Excerpts from a layout annotation set
++++++

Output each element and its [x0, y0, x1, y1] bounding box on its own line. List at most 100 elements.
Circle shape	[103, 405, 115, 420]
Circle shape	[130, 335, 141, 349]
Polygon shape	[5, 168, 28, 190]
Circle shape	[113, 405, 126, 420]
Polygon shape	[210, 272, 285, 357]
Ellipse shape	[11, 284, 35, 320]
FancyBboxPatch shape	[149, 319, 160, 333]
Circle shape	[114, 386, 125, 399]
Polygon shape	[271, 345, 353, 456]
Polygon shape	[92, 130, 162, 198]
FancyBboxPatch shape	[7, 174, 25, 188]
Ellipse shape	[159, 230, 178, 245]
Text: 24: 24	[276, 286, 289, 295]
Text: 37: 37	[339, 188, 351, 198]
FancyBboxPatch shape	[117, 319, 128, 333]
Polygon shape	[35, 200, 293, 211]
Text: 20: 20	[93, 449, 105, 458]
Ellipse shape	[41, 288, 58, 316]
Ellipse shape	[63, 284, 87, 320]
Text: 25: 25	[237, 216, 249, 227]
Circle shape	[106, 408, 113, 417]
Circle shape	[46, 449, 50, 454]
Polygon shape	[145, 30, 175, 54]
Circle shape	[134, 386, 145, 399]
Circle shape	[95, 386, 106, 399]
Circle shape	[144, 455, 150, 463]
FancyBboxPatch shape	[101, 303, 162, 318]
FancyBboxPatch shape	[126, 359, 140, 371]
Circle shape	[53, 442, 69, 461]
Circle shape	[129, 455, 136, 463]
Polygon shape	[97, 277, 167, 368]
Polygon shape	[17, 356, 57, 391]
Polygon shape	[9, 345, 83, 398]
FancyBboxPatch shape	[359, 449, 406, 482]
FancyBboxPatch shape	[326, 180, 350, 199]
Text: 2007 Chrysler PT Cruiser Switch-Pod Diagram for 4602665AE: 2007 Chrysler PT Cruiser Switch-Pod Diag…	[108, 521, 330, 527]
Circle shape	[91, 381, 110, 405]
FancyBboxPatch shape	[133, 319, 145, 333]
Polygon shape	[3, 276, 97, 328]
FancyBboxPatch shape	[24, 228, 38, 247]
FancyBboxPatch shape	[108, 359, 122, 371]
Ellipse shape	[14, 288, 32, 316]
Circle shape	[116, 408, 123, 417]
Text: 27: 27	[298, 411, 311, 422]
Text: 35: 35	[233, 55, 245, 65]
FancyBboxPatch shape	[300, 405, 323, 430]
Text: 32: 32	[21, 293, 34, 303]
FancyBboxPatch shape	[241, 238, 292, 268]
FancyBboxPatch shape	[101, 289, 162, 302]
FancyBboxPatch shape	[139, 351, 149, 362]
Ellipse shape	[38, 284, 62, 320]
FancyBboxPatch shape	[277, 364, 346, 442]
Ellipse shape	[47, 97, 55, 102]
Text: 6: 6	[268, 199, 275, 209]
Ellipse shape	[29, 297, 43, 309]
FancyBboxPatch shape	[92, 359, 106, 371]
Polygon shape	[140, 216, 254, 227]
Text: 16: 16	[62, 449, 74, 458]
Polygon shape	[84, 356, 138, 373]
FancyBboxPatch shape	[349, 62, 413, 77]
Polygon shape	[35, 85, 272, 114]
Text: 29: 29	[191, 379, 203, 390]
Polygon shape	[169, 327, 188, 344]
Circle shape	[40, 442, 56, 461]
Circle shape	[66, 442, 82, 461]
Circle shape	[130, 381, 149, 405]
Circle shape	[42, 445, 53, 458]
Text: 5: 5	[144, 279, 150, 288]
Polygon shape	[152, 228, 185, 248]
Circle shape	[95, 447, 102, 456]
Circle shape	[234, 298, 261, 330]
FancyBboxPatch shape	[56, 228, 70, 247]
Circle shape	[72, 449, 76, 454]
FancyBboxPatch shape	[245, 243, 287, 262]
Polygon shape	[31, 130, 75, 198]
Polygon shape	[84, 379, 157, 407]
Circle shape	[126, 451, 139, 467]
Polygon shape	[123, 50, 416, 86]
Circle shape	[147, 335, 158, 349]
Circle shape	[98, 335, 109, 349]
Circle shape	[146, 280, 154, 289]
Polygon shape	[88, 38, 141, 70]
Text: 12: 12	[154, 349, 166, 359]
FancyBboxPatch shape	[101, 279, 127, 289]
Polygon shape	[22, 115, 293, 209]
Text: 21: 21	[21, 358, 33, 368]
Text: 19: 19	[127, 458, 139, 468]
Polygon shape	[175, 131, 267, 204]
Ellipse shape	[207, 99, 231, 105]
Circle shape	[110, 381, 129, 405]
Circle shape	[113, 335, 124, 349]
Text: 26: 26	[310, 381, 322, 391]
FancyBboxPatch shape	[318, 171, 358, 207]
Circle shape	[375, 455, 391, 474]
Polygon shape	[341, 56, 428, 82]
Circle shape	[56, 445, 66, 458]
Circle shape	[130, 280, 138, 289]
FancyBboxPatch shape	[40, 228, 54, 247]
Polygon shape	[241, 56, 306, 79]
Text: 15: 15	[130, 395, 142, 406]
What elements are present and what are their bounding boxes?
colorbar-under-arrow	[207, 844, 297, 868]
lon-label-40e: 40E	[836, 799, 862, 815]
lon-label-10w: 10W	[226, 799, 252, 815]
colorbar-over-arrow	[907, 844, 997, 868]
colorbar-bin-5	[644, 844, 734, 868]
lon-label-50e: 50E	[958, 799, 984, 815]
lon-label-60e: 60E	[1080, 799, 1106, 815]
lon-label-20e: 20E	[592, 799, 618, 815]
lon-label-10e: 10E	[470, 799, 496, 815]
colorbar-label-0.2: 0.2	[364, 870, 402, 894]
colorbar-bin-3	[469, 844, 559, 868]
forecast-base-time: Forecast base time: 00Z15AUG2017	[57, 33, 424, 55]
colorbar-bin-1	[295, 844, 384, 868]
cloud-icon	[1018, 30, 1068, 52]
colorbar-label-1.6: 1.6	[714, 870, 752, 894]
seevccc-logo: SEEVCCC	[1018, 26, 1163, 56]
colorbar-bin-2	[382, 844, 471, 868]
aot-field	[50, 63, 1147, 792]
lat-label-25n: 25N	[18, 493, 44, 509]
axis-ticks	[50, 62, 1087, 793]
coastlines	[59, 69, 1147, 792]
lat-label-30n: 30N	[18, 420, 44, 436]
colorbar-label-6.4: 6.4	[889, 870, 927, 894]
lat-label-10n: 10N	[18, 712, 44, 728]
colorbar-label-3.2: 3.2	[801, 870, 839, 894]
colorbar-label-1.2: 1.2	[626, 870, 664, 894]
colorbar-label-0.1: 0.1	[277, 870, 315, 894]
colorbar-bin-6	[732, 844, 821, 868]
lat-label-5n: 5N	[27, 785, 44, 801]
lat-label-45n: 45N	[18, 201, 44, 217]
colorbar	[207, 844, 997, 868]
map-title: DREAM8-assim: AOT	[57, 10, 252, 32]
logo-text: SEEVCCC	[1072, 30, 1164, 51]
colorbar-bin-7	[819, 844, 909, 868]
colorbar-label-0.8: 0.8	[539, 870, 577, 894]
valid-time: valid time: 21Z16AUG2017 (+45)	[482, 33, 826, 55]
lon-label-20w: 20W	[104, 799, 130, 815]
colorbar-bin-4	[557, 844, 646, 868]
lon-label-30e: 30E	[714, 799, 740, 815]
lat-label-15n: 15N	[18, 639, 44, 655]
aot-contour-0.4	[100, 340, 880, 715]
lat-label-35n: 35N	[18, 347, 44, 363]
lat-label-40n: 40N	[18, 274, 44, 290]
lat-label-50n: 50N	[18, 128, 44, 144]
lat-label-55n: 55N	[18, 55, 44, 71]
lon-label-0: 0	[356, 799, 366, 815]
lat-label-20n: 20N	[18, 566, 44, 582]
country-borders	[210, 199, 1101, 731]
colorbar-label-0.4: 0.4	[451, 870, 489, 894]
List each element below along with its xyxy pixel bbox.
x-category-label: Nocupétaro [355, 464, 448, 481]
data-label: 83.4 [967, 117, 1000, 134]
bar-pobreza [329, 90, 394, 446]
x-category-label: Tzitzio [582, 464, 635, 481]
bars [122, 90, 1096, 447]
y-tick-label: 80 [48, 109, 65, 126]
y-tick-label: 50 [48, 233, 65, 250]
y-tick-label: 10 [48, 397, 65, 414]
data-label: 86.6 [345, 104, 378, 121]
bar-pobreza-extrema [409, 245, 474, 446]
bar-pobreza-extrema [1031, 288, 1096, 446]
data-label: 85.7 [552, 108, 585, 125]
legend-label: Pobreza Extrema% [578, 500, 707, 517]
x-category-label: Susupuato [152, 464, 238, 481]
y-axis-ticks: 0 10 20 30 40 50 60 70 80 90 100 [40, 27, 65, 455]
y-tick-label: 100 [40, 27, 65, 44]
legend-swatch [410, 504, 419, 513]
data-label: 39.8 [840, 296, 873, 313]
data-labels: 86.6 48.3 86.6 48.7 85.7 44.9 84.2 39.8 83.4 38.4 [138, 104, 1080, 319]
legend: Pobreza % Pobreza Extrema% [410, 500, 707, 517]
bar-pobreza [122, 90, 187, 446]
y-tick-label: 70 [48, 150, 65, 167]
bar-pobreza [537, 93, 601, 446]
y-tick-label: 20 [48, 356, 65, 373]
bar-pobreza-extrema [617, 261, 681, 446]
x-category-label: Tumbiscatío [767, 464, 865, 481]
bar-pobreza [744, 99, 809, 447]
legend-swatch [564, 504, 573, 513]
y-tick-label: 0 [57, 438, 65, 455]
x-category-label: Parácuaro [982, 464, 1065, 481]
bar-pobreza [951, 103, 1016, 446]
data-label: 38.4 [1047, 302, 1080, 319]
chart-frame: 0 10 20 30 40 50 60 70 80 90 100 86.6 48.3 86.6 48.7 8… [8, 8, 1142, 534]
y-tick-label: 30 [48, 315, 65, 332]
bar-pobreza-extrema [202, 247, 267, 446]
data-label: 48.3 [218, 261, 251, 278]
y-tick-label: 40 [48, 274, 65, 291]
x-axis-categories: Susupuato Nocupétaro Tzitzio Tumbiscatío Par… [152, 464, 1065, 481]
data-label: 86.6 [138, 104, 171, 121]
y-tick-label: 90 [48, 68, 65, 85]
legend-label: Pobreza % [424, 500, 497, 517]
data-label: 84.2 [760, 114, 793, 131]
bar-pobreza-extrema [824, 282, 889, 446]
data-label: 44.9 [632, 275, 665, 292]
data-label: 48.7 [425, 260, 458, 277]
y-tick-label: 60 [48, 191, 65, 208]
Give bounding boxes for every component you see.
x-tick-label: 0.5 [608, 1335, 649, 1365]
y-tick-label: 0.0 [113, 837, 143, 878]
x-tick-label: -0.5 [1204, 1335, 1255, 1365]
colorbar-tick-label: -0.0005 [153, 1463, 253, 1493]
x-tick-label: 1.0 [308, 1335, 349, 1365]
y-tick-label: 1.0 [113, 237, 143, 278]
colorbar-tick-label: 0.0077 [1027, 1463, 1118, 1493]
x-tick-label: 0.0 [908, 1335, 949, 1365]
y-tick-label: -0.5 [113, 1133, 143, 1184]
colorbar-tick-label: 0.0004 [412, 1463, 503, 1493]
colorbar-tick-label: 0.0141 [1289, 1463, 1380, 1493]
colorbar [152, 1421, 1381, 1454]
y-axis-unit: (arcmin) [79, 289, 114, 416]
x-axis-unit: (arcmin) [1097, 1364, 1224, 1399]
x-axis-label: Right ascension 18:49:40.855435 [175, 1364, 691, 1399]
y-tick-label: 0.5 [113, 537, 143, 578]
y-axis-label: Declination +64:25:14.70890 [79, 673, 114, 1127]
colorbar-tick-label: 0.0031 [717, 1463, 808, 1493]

++++++

Stated task
Edit the records from the first line through the line with "345, 353, 456]", changing each "Circle shape" to "Circle outline" and keeping everything else the same. Return only those lines.

Worked answer
Output each element and its [x0, y0, x1, y1] bounding box on its own line. List at most 100 elements.
Circle outline	[103, 405, 115, 420]
Circle outline	[130, 335, 141, 349]
Polygon shape	[5, 168, 28, 190]
Circle outline	[113, 405, 126, 420]
Polygon shape	[210, 272, 285, 357]
Ellipse shape	[11, 284, 35, 320]
FancyBboxPatch shape	[149, 319, 160, 333]
Circle outline	[114, 386, 125, 399]
Polygon shape	[271, 345, 353, 456]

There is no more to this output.